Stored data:
# # # #

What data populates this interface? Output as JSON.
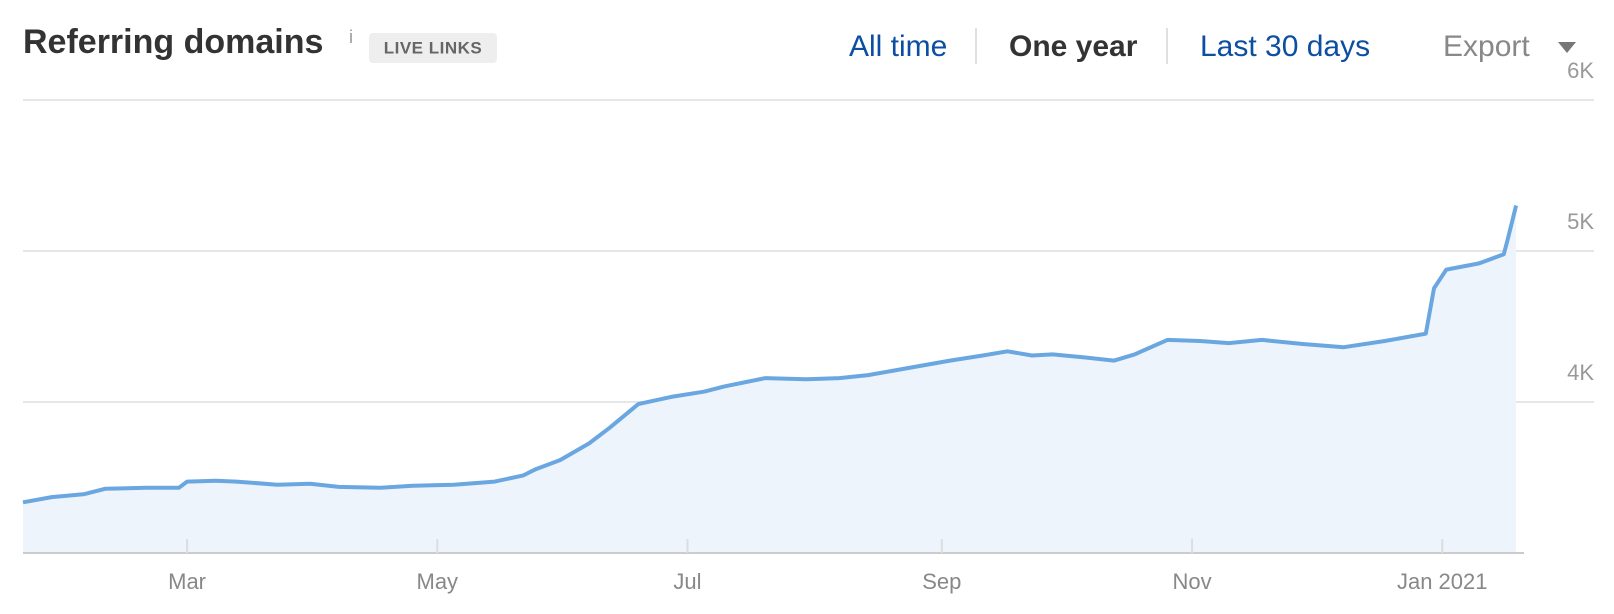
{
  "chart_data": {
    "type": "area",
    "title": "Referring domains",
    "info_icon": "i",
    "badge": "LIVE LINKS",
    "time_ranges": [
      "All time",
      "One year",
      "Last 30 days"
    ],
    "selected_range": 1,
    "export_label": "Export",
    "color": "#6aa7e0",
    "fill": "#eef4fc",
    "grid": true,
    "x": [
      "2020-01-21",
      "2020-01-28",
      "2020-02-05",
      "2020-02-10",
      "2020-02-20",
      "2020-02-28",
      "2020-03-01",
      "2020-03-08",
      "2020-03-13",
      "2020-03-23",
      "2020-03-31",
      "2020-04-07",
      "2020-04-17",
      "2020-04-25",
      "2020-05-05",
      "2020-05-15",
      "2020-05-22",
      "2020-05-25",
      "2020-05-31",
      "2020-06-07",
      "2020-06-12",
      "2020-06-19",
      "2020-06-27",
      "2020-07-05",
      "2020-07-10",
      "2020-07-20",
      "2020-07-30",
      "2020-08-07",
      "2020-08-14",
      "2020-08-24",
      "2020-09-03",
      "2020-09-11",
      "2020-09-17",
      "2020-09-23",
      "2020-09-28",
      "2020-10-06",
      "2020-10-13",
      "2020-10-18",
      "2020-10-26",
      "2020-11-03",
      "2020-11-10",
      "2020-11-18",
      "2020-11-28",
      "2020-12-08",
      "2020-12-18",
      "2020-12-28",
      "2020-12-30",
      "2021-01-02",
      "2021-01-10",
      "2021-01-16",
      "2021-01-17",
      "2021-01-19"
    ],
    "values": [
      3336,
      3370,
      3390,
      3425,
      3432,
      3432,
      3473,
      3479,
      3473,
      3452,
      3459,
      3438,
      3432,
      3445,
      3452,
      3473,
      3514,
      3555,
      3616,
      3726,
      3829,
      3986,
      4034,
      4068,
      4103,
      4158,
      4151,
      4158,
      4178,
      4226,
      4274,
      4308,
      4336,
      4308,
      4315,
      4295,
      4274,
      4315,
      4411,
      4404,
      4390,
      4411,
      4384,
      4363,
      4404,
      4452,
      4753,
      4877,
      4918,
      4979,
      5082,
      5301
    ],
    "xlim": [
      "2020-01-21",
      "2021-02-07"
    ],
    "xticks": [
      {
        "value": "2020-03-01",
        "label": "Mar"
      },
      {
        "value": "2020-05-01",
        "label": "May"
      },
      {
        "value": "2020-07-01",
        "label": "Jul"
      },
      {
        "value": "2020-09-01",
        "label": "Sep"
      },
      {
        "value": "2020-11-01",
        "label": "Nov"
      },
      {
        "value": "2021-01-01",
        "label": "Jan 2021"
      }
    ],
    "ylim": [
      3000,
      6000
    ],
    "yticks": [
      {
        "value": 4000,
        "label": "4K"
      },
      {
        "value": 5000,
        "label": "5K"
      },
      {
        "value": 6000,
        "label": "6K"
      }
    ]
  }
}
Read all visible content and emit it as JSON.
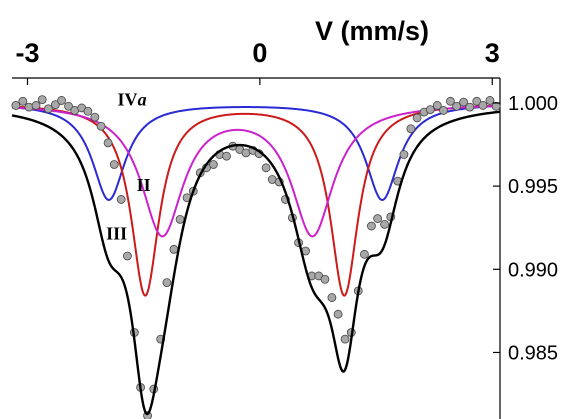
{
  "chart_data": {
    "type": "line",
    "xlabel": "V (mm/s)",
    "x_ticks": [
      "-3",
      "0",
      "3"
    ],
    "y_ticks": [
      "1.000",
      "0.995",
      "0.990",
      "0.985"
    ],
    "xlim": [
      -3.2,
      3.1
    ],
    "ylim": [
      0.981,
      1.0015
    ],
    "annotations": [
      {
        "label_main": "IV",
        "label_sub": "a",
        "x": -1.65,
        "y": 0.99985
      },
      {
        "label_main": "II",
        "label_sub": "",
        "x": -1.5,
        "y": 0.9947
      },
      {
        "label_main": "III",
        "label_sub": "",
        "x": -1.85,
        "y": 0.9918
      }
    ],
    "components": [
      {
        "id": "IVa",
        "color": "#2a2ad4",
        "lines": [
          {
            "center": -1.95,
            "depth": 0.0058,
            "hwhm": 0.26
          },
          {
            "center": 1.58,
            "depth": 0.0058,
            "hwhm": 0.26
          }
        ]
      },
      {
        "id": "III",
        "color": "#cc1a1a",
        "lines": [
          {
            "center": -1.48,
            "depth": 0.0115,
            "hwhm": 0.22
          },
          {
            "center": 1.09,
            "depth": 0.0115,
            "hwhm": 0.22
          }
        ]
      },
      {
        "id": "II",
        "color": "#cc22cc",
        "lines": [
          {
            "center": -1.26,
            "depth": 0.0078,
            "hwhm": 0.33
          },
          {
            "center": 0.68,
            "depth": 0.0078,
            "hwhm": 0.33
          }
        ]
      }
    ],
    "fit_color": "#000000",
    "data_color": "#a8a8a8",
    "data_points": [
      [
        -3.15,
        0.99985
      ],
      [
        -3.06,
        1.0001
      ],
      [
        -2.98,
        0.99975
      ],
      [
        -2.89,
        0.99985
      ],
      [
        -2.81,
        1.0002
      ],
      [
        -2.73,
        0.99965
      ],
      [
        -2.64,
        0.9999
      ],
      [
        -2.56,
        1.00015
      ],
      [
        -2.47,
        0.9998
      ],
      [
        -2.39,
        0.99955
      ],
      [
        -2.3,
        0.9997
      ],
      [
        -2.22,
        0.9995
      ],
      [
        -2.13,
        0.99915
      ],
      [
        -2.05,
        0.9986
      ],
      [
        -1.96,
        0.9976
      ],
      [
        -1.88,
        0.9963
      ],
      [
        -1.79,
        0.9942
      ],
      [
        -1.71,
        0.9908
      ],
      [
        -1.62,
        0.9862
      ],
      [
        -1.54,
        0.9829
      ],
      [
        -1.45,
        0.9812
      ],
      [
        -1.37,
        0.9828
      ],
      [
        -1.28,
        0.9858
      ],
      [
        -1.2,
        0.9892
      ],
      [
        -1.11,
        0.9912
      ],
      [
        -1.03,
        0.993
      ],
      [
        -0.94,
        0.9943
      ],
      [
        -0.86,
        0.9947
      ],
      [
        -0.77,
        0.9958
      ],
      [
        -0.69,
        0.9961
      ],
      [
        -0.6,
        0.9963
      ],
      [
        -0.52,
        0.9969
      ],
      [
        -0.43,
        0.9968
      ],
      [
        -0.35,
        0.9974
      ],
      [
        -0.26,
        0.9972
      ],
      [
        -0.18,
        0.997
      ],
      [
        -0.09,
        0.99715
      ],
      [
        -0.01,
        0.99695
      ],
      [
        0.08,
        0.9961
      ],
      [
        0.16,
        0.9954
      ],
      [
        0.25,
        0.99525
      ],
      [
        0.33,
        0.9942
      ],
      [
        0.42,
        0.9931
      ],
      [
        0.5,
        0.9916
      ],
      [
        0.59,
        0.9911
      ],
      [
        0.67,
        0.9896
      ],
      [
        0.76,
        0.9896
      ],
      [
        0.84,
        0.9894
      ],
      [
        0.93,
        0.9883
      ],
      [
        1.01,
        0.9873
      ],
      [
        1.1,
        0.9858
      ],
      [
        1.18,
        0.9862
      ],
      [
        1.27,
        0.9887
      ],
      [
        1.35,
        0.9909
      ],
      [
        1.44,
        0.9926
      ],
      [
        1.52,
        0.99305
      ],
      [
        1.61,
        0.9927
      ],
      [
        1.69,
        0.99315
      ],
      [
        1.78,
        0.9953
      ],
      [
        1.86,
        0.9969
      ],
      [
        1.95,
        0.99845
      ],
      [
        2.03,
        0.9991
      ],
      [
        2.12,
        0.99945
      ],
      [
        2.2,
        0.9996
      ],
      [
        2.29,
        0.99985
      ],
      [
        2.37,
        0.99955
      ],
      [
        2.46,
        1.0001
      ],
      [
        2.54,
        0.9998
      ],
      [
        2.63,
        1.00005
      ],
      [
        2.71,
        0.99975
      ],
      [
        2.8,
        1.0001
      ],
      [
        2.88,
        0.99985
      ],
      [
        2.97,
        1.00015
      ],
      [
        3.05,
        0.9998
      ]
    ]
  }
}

# # # #

Exercise objective -> Quote all the lines above exactly as given. Do not include the pictures.

Response to this exercise ->
What data populates this interface? Output as JSON.
{
  "chart_data": {
    "type": "area",
    "title": "Referring domains",
    "info_icon": "i",
    "badge": "LIVE LINKS",
    "time_ranges": [
      "All time",
      "One year",
      "Last 30 days"
    ],
    "selected_range": 1,
    "export_label": "Export",
    "color": "#6aa7e0",
    "fill": "#eef4fc",
    "grid": true,
    "x": [
      "2020-01-21",
      "2020-01-28",
      "2020-02-05",
      "2020-02-10",
      "2020-02-20",
      "2020-02-28",
      "2020-03-01",
      "2020-03-08",
      "2020-03-13",
      "2020-03-23",
      "2020-03-31",
      "2020-04-07",
      "2020-04-17",
      "2020-04-25",
      "2020-05-05",
      "2020-05-15",
      "2020-05-22",
      "2020-05-25",
      "2020-05-31",
      "2020-06-07",
      "2020-06-12",
      "2020-06-19",
      "2020-06-27",
      "2020-07-05",
      "2020-07-10",
      "2020-07-20",
      "2020-07-30",
      "2020-08-07",
      "2020-08-14",
      "2020-08-24",
      "2020-09-03",
      "2020-09-11",
      "2020-09-17",
      "2020-09-23",
      "2020-09-28",
      "2020-10-06",
      "2020-10-13",
      "2020-10-18",
      "2020-10-26",
      "2020-11-03",
      "2020-11-10",
      "2020-11-18",
      "2020-11-28",
      "2020-12-08",
      "2020-12-18",
      "2020-12-28",
      "2020-12-30",
      "2021-01-02",
      "2021-01-10",
      "2021-01-16",
      "2021-01-17",
      "2021-01-19"
    ],
    "values": [
      3336,
      3370,
      3390,
      3425,
      3432,
      3432,
      3473,
      3479,
      3473,
      3452,
      3459,
      3438,
      3432,
      3445,
      3452,
      3473,
      3514,
      3555,
      3616,
      3726,
      3829,
      3986,
      4034,
      4068,
      4103,
      4158,
      4151,
      4158,
      4178,
      4226,
      4274,
      4308,
      4336,
      4308,
      4315,
      4295,
      4274,
      4315,
      4411,
      4404,
      4390,
      4411,
      4384,
      4363,
      4404,
      4452,
      4753,
      4877,
      4918,
      4979,
      5082,
      5301
    ],
    "xlim": [
      "2020-01-21",
      "2021-02-07"
    ],
    "xticks": [
      {
        "value": "2020-03-01",
        "label": "Mar"
      },
      {
        "value": "2020-05-01",
        "label": "May"
      },
      {
        "value": "2020-07-01",
        "label": "Jul"
      },
      {
        "value": "2020-09-01",
        "label": "Sep"
      },
      {
        "value": "2020-11-01",
        "label": "Nov"
      },
      {
        "value": "2021-01-01",
        "label": "Jan 2021"
      }
    ],
    "ylim": [
      3000,
      6000
    ],
    "yticks": [
      {
        "value": 4000,
        "label": "4K"
      },
      {
        "value": 5000,
        "label": "5K"
      },
      {
        "value": 6000,
        "label": "6K"
      }
    ]
  }
}
Read all visible content and emit it as JSON.
{
  "chart_data": {
    "type": "line",
    "xlabel": "V (mm/s)",
    "x_ticks": [
      "-3",
      "0",
      "3"
    ],
    "y_ticks": [
      "1.000",
      "0.995",
      "0.990",
      "0.985"
    ],
    "xlim": [
      -3.2,
      3.1
    ],
    "ylim": [
      0.981,
      1.0015
    ],
    "annotations": [
      {
        "label_main": "IV",
        "label_sub": "a",
        "x": -1.65,
        "y": 0.99985
      },
      {
        "label_main": "II",
        "label_sub": "",
        "x": -1.5,
        "y": 0.9947
      },
      {
        "label_main": "III",
        "label_sub": "",
        "x": -1.85,
        "y": 0.9918
      }
    ],
    "components": [
      {
        "id": "IVa",
        "color": "#2a2ad4",
        "lines": [
          {
            "center": -1.95,
            "depth": 0.0058,
            "hwhm": 0.26
          },
          {
            "center": 1.58,
            "depth": 0.0058,
            "hwhm": 0.26
          }
        ]
      },
      {
        "id": "III",
        "color": "#cc1a1a",
        "lines": [
          {
            "center": -1.48,
            "depth": 0.0115,
            "hwhm": 0.22
          },
          {
            "center": 1.09,
            "depth": 0.0115,
            "hwhm": 0.22
          }
        ]
      },
      {
        "id": "II",
        "color": "#cc22cc",
        "lines": [
          {
            "center": -1.26,
            "depth": 0.0078,
            "hwhm": 0.33
          },
          {
            "center": 0.68,
            "depth": 0.0078,
            "hwhm": 0.33
          }
        ]
      }
    ],
    "fit_color": "#000000",
    "data_color": "#a8a8a8",
    "data_points": [
      [
        -3.15,
        0.99985
      ],
      [
        -3.06,
        1.0001
      ],
      [
        -2.98,
        0.99975
      ],
      [
        -2.89,
        0.99985
      ],
      [
        -2.81,
        1.0002
      ],
      [
        -2.73,
        0.99965
      ],
      [
        -2.64,
        0.9999
      ],
      [
        -2.56,
        1.00015
      ],
      [
        -2.47,
        0.9998
      ],
      [
        -2.39,
        0.99955
      ],
      [
        -2.3,
        0.9997
      ],
      [
        -2.22,
        0.9995
      ],
      [
        -2.13,
        0.99915
      ],
      [
        -2.05,
        0.9986
      ],
      [
        -1.96,
        0.9976
      ],
      [
        -1.88,
        0.9963
      ],
      [
        -1.79,
        0.9942
      ],
      [
        -1.71,
        0.9908
      ],
      [
        -1.62,
        0.9862
      ],
      [
        -1.54,
        0.9829
      ],
      [
        -1.45,
        0.9812
      ],
      [
        -1.37,
        0.9828
      ],
      [
        -1.28,
        0.9858
      ],
      [
        -1.2,
        0.9892
      ],
      [
        -1.11,
        0.9912
      ],
      [
        -1.03,
        0.993
      ],
      [
        -0.94,
        0.9943
      ],
      [
        -0.86,
        0.9947
      ],
      [
        -0.77,
        0.9958
      ],
      [
        -0.69,
        0.9961
      ],
      [
        -0.6,
        0.9963
      ],
      [
        -0.52,
        0.9969
      ],
      [
        -0.43,
        0.9968
      ],
      [
        -0.35,
        0.9974
      ],
      [
        -0.26,
        0.9972
      ],
      [
        -0.18,
        0.997
      ],
      [
        -0.09,
        0.99715
      ],
      [
        -0.01,
        0.99695
      ],
      [
        0.08,
        0.9961
      ],
      [
        0.16,
        0.9954
      ],
      [
        0.25,
        0.99525
      ],
      [
        0.33,
        0.9942
      ],
      [
        0.42,
        0.9931
      ],
      [
        0.5,
        0.9916
      ],
      [
        0.59,
        0.9911
      ],
      [
        0.67,
        0.9896
      ],
      [
        0.76,
        0.9896
      ],
      [
        0.84,
        0.9894
      ],
      [
        0.93,
        0.9883
      ],
      [
        1.01,
        0.9873
      ],
      [
        1.1,
        0.9858
      ],
      [
        1.18,
        0.9862
      ],
      [
        1.27,
        0.9887
      ],
      [
        1.35,
        0.9909
      ],
      [
        1.44,
        0.9926
      ],
      [
        1.52,
        0.99305
      ],
      [
        1.61,
        0.9927
      ],
      [
        1.69,
        0.99315
      ],
      [
        1.78,
        0.9953
      ],
      [
        1.86,
        0.9969
      ],
      [
        1.95,
        0.99845
      ],
      [
        2.03,
        0.9991
      ],
      [
        2.12,
        0.99945
      ],
      [
        2.2,
        0.9996
      ],
      [
        2.29,
        0.99985
      ],
      [
        2.37,
        0.99955
      ],
      [
        2.46,
        1.0001
      ],
      [
        2.54,
        0.9998
      ],
      [
        2.63,
        1.00005
      ],
      [
        2.71,
        0.99975
      ],
      [
        2.8,
        1.0001
      ],
      [
        2.88,
        0.99985
      ],
      [
        2.97,
        1.00015
      ],
      [
        3.05,
        0.9998
      ]
    ]
  }
}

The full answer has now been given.